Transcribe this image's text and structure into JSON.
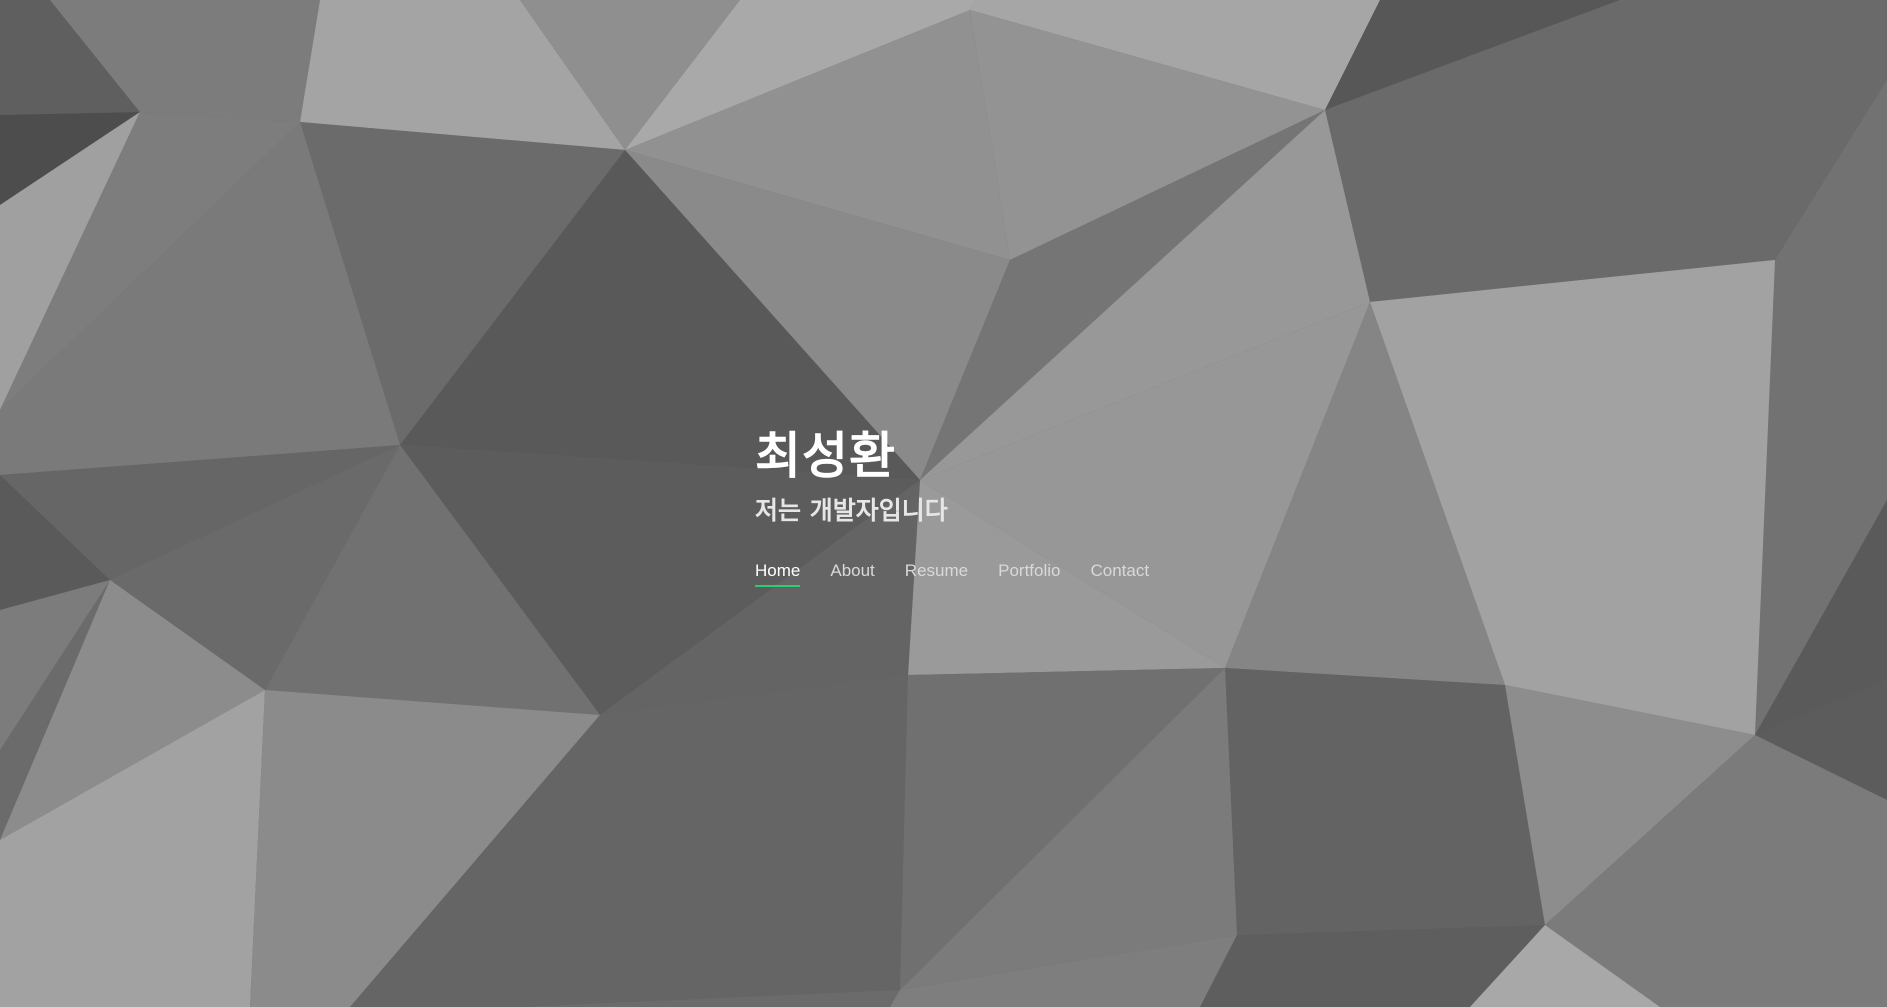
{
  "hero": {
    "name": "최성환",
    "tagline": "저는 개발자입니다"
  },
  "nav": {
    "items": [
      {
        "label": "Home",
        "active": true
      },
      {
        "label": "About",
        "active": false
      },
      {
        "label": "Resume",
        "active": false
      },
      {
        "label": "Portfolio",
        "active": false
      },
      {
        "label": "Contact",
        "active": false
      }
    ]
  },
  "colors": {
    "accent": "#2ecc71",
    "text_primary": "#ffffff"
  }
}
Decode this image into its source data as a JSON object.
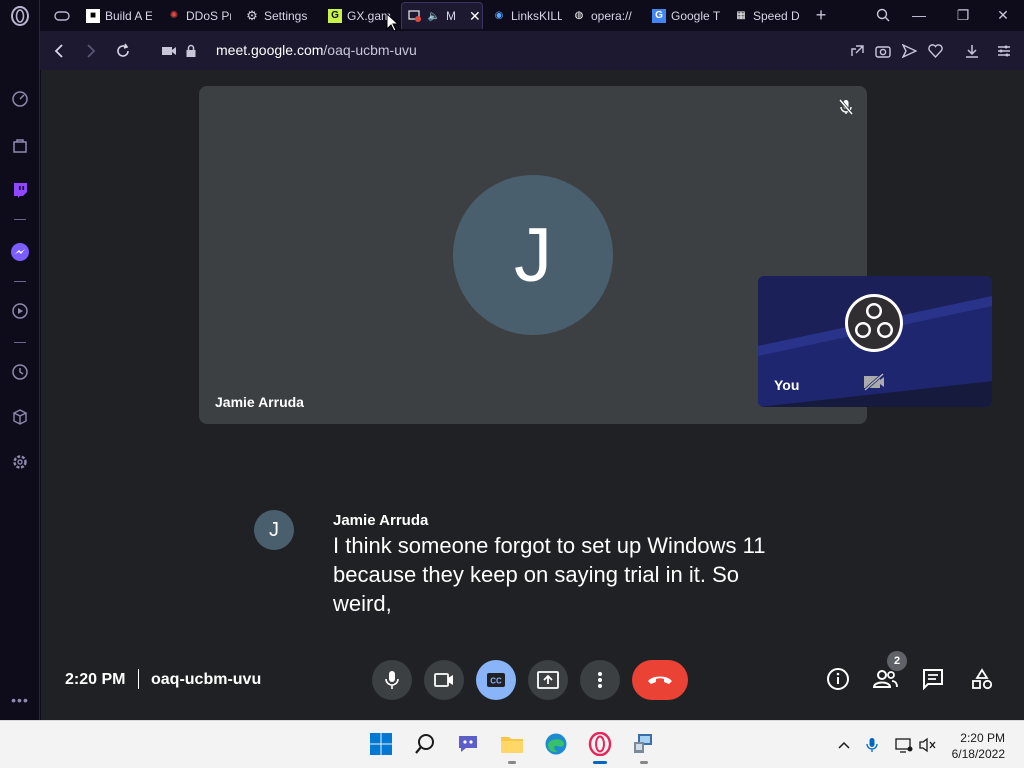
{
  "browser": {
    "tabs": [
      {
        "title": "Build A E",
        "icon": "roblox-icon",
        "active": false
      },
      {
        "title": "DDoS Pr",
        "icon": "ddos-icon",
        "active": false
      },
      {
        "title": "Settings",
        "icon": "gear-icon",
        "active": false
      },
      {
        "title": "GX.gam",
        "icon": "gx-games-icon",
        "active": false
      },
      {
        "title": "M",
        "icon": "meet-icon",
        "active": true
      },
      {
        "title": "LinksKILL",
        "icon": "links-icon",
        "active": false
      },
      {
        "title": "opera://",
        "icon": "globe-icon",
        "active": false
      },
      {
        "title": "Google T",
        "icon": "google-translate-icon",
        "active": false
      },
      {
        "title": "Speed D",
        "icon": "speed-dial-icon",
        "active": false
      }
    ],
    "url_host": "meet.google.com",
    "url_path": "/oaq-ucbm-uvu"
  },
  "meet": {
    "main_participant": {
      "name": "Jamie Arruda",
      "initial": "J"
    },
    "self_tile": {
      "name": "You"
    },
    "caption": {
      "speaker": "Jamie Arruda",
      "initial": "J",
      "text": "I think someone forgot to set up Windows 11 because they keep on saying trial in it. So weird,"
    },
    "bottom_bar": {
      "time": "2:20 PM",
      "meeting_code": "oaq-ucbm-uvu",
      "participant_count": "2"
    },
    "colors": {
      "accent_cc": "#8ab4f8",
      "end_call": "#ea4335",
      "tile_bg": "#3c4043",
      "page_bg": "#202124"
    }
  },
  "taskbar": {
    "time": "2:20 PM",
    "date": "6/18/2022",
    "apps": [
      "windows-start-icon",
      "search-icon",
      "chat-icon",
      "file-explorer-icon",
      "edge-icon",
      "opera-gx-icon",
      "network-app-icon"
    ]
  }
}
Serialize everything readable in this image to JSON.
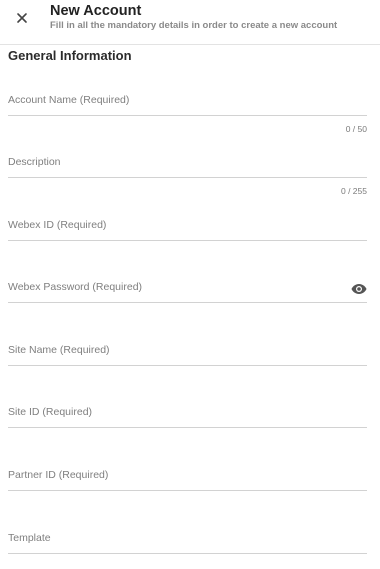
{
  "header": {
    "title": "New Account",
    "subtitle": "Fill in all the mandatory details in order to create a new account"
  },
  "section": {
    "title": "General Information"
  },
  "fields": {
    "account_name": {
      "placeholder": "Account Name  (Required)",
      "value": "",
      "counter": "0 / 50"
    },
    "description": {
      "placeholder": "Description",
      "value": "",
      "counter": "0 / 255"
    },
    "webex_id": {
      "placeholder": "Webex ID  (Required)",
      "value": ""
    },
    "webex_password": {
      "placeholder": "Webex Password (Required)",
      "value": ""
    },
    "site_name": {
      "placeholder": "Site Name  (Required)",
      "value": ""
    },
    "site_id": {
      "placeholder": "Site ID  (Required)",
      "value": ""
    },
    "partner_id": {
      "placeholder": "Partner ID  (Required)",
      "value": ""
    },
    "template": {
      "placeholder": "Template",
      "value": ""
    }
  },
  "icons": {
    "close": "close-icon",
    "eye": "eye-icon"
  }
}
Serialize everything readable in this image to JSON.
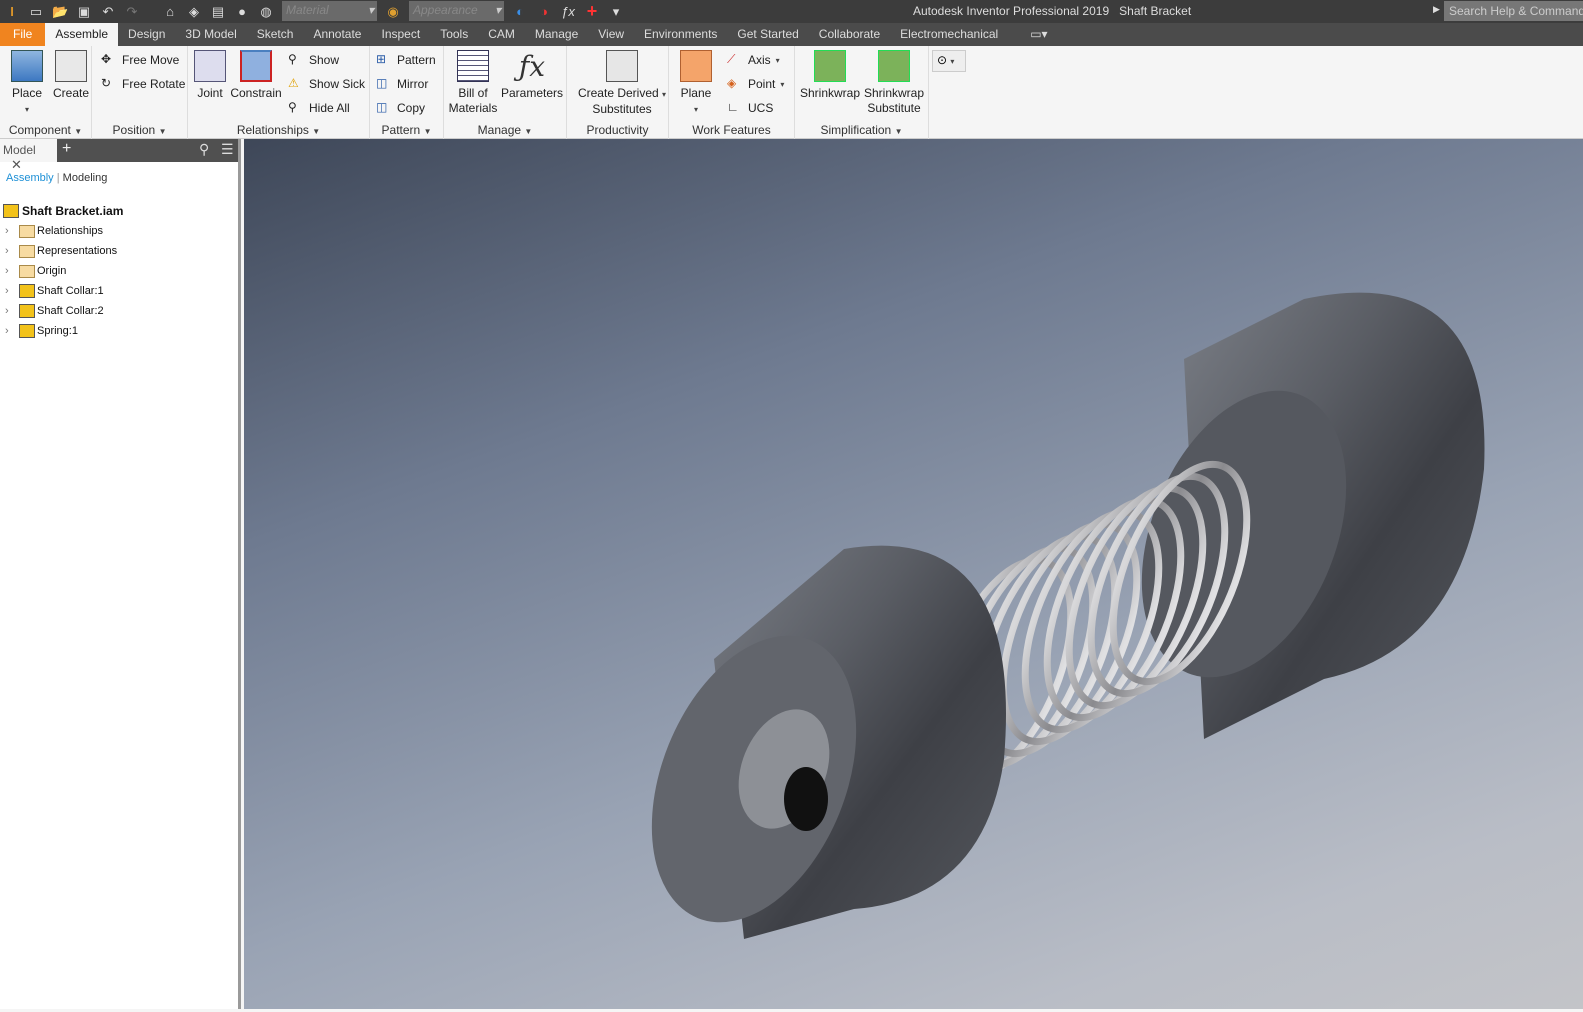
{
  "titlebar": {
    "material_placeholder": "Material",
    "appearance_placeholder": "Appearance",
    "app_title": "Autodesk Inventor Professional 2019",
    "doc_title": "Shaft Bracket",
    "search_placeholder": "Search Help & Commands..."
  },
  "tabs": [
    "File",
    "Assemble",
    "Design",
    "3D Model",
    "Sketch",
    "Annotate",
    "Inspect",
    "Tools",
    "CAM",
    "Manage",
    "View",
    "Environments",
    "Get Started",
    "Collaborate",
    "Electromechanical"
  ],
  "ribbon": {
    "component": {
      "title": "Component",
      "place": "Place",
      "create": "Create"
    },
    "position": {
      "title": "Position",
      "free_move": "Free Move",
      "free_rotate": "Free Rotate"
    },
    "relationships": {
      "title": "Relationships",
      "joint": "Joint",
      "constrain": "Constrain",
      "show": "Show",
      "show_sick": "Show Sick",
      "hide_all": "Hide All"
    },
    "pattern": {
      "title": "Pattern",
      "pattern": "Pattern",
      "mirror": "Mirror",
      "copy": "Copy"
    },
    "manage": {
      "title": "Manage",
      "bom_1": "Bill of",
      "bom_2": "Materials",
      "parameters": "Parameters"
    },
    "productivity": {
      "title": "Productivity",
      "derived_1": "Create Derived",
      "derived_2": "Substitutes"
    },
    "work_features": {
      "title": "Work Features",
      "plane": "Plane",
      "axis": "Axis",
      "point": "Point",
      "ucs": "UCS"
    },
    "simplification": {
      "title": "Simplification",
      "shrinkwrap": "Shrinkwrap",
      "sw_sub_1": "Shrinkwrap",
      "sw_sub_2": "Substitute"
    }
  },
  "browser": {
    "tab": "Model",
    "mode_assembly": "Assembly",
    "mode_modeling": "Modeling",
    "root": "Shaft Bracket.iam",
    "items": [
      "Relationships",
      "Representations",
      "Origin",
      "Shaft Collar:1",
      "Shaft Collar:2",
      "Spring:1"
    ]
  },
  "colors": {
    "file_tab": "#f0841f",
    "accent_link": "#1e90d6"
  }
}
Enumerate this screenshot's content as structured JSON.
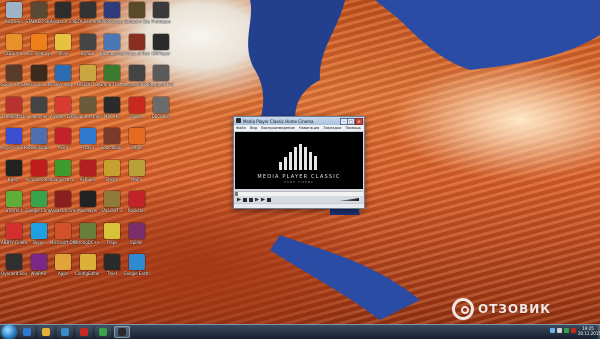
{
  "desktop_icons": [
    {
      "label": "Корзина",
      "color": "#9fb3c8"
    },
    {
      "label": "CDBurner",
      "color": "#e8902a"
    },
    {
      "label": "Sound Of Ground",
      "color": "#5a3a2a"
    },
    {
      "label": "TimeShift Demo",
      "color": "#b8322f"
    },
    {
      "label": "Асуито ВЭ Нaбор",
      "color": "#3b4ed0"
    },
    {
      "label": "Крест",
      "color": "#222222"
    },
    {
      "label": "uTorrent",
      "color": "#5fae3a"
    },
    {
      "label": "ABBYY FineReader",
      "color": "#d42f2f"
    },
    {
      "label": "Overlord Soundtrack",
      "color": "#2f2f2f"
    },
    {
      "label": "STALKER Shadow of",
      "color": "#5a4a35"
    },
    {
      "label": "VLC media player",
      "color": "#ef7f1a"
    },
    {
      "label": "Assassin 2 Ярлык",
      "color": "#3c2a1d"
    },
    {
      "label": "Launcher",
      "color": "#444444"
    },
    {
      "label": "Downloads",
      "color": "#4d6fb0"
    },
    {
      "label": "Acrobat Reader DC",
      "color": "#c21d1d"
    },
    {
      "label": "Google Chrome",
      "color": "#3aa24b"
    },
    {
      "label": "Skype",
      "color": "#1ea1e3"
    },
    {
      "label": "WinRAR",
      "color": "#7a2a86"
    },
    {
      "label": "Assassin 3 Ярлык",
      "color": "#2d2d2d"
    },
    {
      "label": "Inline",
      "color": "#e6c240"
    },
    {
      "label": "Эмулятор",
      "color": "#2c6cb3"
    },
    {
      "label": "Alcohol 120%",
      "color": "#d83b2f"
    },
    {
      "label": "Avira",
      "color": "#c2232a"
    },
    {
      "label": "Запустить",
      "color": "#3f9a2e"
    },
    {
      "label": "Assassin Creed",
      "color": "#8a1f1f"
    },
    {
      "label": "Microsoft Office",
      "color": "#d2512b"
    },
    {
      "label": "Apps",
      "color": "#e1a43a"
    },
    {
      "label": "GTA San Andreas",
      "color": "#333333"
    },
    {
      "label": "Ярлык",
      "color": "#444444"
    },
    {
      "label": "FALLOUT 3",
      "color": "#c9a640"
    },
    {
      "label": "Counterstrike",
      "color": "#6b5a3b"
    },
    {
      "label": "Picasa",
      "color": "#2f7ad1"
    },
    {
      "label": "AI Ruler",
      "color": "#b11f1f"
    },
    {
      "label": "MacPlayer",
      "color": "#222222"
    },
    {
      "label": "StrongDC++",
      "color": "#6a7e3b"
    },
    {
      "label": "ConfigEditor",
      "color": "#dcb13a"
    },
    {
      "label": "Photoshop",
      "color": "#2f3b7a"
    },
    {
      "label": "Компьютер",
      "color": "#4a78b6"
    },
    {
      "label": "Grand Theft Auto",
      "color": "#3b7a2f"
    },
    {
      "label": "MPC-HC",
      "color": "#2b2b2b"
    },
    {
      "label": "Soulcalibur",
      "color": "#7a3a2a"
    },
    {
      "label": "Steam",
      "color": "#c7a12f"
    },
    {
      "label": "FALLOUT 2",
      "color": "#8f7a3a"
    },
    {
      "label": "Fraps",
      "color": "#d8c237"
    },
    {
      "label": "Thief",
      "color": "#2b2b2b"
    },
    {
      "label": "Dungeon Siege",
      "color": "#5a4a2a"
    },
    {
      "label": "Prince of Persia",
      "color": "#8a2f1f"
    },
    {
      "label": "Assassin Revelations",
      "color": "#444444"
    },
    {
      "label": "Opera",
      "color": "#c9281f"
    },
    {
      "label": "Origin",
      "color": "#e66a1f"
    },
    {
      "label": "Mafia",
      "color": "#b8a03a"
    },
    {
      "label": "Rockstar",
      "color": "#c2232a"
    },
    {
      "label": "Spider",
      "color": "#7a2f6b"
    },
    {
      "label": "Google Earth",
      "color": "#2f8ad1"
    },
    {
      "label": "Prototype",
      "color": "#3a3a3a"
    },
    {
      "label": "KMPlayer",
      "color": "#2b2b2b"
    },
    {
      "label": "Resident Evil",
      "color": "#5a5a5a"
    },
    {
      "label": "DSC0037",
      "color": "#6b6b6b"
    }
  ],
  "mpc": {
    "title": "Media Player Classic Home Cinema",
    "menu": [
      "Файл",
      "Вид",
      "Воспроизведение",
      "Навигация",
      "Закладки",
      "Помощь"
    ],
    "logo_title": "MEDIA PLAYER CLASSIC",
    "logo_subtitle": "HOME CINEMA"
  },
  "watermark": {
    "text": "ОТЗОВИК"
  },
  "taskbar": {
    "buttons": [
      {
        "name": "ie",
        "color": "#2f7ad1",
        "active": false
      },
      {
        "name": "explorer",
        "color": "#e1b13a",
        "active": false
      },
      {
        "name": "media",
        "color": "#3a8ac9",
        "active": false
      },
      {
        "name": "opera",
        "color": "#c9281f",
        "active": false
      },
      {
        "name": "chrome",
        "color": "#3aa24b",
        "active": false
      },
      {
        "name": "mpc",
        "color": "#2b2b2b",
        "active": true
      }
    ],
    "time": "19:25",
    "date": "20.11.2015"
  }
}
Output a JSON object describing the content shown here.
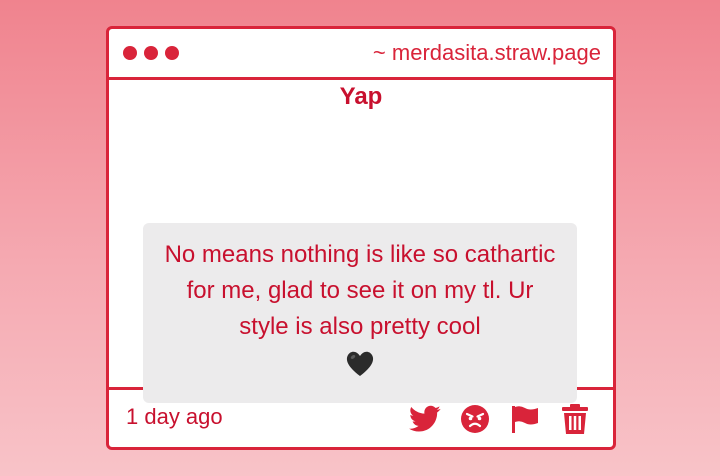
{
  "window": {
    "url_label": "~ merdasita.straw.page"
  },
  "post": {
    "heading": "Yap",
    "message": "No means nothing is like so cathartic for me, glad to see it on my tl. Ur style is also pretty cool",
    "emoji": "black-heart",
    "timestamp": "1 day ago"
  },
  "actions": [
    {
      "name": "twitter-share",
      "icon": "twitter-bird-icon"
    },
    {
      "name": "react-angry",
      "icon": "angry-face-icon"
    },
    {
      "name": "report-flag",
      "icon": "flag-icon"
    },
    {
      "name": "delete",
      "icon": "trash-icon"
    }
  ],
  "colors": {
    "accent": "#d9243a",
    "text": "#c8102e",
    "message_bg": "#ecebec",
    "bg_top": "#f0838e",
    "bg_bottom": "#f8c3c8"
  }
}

__Aim__.
Find the word "Jamie" in the records and pull out each line that has it.

__Correct result__.
      "name": "Jamie Arruda",
      "speaker": "Jamie Arruda",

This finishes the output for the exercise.